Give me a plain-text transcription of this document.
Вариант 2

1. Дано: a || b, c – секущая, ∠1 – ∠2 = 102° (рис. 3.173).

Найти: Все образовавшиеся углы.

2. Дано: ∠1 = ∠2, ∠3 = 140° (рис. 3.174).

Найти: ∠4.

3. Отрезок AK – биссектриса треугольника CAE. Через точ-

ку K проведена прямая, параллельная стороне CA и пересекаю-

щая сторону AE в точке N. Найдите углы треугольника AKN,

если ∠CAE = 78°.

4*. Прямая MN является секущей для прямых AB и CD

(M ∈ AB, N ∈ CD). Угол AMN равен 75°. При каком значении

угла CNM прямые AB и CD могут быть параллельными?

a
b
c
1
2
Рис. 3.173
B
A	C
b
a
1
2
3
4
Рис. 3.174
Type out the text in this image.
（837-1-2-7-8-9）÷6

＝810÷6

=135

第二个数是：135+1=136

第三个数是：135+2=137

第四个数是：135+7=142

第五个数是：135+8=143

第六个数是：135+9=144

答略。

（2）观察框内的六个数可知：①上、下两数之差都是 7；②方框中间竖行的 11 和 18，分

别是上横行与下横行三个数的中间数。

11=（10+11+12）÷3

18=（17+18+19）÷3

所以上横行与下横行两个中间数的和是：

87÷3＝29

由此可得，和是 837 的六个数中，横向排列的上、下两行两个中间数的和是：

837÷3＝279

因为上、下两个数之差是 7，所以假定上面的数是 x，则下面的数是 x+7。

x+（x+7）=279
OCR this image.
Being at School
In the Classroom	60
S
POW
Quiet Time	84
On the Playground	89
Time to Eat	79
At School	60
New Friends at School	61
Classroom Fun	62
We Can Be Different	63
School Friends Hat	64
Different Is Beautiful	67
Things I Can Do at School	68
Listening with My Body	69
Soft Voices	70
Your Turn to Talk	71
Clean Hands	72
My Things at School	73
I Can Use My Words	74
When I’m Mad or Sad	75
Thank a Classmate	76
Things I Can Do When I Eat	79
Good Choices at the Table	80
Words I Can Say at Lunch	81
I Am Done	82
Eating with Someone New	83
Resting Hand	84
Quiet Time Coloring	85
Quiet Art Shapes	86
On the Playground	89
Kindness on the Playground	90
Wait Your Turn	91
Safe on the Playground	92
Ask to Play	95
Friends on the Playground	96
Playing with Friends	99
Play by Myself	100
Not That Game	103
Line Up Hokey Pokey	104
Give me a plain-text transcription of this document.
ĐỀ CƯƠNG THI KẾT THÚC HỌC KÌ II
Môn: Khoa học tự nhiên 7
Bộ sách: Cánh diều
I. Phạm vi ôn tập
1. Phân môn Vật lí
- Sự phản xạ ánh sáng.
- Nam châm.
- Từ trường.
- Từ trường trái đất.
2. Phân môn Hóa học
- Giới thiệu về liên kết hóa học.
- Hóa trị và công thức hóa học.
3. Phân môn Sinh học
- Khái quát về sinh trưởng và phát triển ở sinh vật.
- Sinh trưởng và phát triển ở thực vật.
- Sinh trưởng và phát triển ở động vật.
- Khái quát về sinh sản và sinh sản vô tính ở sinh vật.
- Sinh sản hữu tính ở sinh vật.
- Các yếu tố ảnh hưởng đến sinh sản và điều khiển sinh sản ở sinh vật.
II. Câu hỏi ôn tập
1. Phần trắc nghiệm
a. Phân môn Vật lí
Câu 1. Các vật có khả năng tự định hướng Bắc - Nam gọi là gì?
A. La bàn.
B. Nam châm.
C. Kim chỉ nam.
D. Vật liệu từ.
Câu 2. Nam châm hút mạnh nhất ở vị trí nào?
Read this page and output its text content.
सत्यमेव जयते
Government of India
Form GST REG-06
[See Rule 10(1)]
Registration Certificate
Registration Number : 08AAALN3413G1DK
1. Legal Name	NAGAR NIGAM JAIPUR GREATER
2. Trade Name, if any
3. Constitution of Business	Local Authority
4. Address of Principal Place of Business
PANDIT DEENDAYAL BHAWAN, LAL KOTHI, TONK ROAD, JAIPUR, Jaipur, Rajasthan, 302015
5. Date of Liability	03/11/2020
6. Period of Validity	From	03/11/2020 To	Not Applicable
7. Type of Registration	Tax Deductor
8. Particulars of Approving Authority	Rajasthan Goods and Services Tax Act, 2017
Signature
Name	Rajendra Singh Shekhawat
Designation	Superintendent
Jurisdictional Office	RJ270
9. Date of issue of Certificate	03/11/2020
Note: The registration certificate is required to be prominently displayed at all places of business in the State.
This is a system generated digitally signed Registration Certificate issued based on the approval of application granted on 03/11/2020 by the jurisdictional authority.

Aim
Count all lines of the data that include "Different". The answer is the number alone.

Written reply
2